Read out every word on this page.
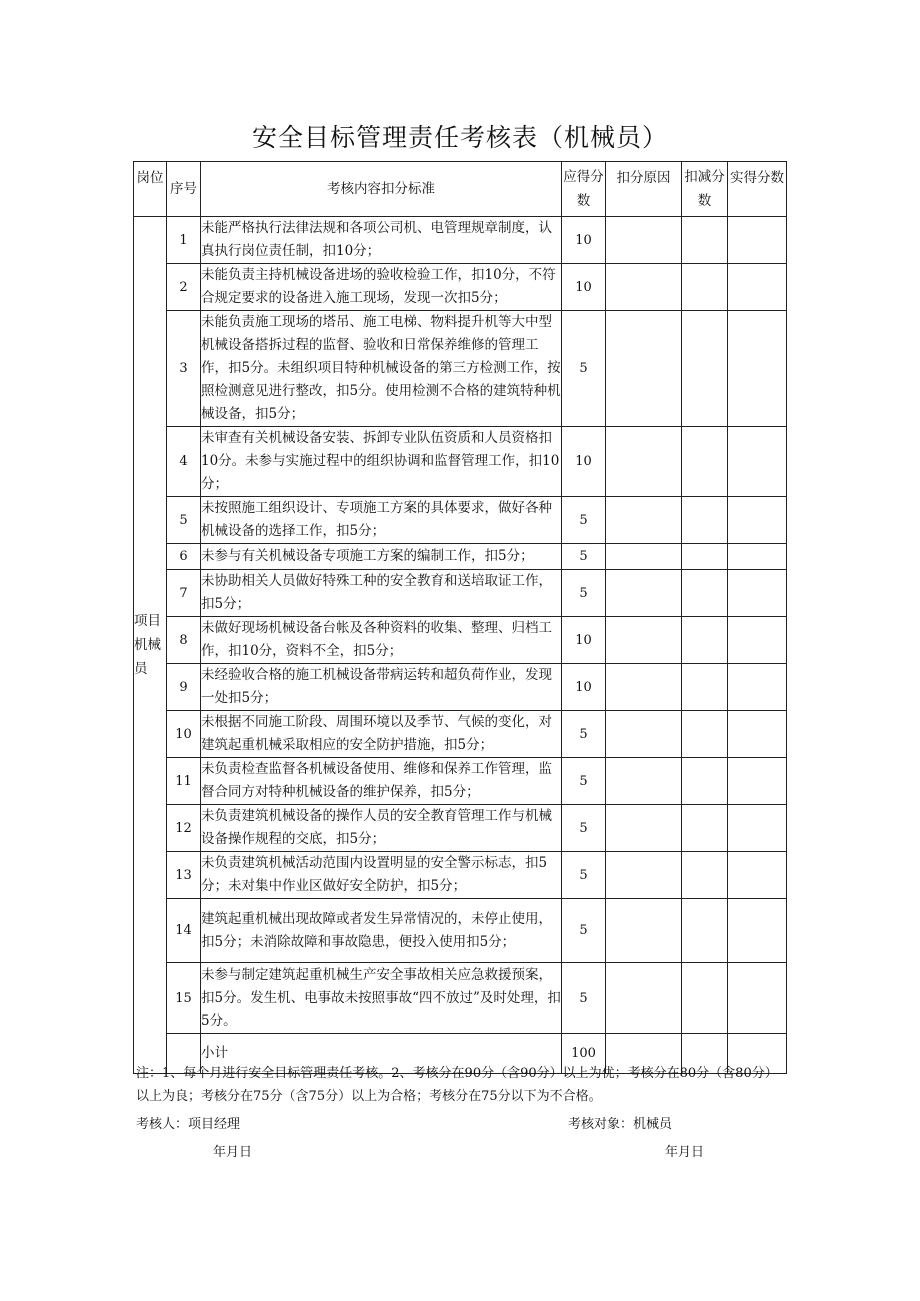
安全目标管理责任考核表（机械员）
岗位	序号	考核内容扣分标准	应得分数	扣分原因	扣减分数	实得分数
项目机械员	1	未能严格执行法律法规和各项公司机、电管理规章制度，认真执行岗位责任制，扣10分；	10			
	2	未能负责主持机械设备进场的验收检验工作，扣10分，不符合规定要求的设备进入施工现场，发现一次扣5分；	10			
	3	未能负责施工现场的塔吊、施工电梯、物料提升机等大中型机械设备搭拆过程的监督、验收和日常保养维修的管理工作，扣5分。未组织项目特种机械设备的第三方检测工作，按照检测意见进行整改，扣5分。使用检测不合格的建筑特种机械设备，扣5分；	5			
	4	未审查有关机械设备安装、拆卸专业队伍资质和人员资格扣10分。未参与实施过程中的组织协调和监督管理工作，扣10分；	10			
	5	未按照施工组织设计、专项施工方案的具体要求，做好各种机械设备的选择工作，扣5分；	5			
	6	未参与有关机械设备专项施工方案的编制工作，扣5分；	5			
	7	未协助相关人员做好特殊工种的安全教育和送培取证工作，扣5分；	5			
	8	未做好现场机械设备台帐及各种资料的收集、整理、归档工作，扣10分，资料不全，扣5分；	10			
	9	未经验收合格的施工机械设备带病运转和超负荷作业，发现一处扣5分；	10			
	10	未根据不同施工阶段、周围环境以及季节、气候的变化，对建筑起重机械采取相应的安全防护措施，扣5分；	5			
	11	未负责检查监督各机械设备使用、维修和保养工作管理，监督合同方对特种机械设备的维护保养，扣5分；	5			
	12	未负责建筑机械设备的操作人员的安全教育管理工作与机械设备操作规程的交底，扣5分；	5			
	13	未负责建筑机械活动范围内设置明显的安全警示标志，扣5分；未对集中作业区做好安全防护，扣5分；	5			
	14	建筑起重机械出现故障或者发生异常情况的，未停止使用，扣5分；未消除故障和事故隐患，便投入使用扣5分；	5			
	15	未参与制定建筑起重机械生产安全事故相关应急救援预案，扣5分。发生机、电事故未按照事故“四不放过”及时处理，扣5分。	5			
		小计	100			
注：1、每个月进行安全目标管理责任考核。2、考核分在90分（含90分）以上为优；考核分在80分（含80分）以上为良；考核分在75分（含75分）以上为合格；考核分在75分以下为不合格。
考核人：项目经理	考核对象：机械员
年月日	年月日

━━━━━━━━━━━━━━━━━━━━━━━━━━━━━━

What this task involves:
Set the data above down again exactly as given, with no pictures.

Finished exercise:
Read out every word on this page.
安全目标管理责任考核表（机械员）
岗位	序号	考核内容扣分标准	应得分数	扣分原因	扣减分数	实得分数
项目机械员	1	未能严格执行法律法规和各项公司机、电管理规章制度，认真执行岗位责任制，扣10分；	10			
	2	未能负责主持机械设备进场的验收检验工作，扣10分，不符合规定要求的设备进入施工现场，发现一次扣5分；	10			
	3	未能负责施工现场的塔吊、施工电梯、物料提升机等大中型机械设备搭拆过程的监督、验收和日常保养维修的管理工作，扣5分。未组织项目特种机械设备的第三方检测工作，按照检测意见进行整改，扣5分。使用检测不合格的建筑特种机械设备，扣5分；	5			
	4	未审查有关机械设备安装、拆卸专业队伍资质和人员资格扣10分。未参与实施过程中的组织协调和监督管理工作，扣10分；	10			
	5	未按照施工组织设计、专项施工方案的具体要求，做好各种机械设备的选择工作，扣5分；	5			
	6	未参与有关机械设备专项施工方案的编制工作，扣5分；	5			
	7	未协助相关人员做好特殊工种的安全教育和送培取证工作，扣5分；	5			
	8	未做好现场机械设备台帐及各种资料的收集、整理、归档工作，扣10分，资料不全，扣5分；	10			
	9	未经验收合格的施工机械设备带病运转和超负荷作业，发现一处扣5分；	10			
	10	未根据不同施工阶段、周围环境以及季节、气候的变化，对建筑起重机械采取相应的安全防护措施，扣5分；	5			
	11	未负责检查监督各机械设备使用、维修和保养工作管理，监督合同方对特种机械设备的维护保养，扣5分；	5			
	12	未负责建筑机械设备的操作人员的安全教育管理工作与机械设备操作规程的交底，扣5分；	5			
	13	未负责建筑机械活动范围内设置明显的安全警示标志，扣5分；未对集中作业区做好安全防护，扣5分；	5			
	14	建筑起重机械出现故障或者发生异常情况的，未停止使用，扣5分；未消除故障和事故隐患，便投入使用扣5分；	5			
	15	未参与制定建筑起重机械生产安全事故相关应急救援预案，扣5分。发生机、电事故未按照事故“四不放过”及时处理，扣5分。	5			
		小计	100			
注：1、每个月进行安全目标管理责任考核。2、考核分在90分（含90分）以上为优；考核分在80分（含80分）以上为良；考核分在75分（含75分）以上为合格；考核分在75分以下为不合格。
考核人：项目经理	考核对象：机械员
年月日	年月日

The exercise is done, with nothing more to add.